───── Provided records ─────

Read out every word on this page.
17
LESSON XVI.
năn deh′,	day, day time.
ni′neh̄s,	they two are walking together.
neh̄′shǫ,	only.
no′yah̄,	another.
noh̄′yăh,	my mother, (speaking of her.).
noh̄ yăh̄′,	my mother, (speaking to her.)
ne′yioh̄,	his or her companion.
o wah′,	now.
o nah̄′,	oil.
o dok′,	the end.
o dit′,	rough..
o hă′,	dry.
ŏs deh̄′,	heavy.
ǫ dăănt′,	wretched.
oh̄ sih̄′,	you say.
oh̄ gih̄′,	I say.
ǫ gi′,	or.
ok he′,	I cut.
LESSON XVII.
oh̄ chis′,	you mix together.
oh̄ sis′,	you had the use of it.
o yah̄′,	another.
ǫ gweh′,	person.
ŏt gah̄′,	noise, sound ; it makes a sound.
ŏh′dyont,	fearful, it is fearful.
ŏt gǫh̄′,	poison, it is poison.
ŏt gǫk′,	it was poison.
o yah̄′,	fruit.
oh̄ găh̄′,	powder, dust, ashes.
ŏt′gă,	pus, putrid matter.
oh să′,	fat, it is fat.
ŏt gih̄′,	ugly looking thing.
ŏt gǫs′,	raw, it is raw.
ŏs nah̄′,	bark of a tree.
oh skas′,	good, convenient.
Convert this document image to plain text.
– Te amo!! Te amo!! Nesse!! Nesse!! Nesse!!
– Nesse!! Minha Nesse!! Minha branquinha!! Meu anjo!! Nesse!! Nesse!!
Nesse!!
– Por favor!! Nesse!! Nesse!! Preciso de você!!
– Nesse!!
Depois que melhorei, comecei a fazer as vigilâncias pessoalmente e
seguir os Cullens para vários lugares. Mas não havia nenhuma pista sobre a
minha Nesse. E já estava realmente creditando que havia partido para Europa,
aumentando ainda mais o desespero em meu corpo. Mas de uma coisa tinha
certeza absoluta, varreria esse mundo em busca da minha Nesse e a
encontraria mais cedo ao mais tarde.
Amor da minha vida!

─────

Required work: Only the lines from the one holding "Convert this document image to plain text." through the end of the listing should be given again, exactly and with both ends included.

Problem solution:
Convert this document image to plain text.
– Te amo!! Te amo!! Nesse!! Nesse!! Nesse!!
– Nesse!! Minha Nesse!! Minha branquinha!! Meu anjo!! Nesse!! Nesse!!
Nesse!!
– Por favor!! Nesse!! Nesse!! Preciso de você!!
– Nesse!!
Depois que melhorei, comecei a fazer as vigilâncias pessoalmente e
seguir os Cullens para vários lugares. Mas não havia nenhuma pista sobre a
minha Nesse. E já estava realmente creditando que havia partido para Europa,
aumentando ainda mais o desespero em meu corpo. Mas de uma coisa tinha
certeza absoluta, varreria esse mundo em busca da minha Nesse e a
encontraria mais cedo ao mais tarde.
Amor da minha vida!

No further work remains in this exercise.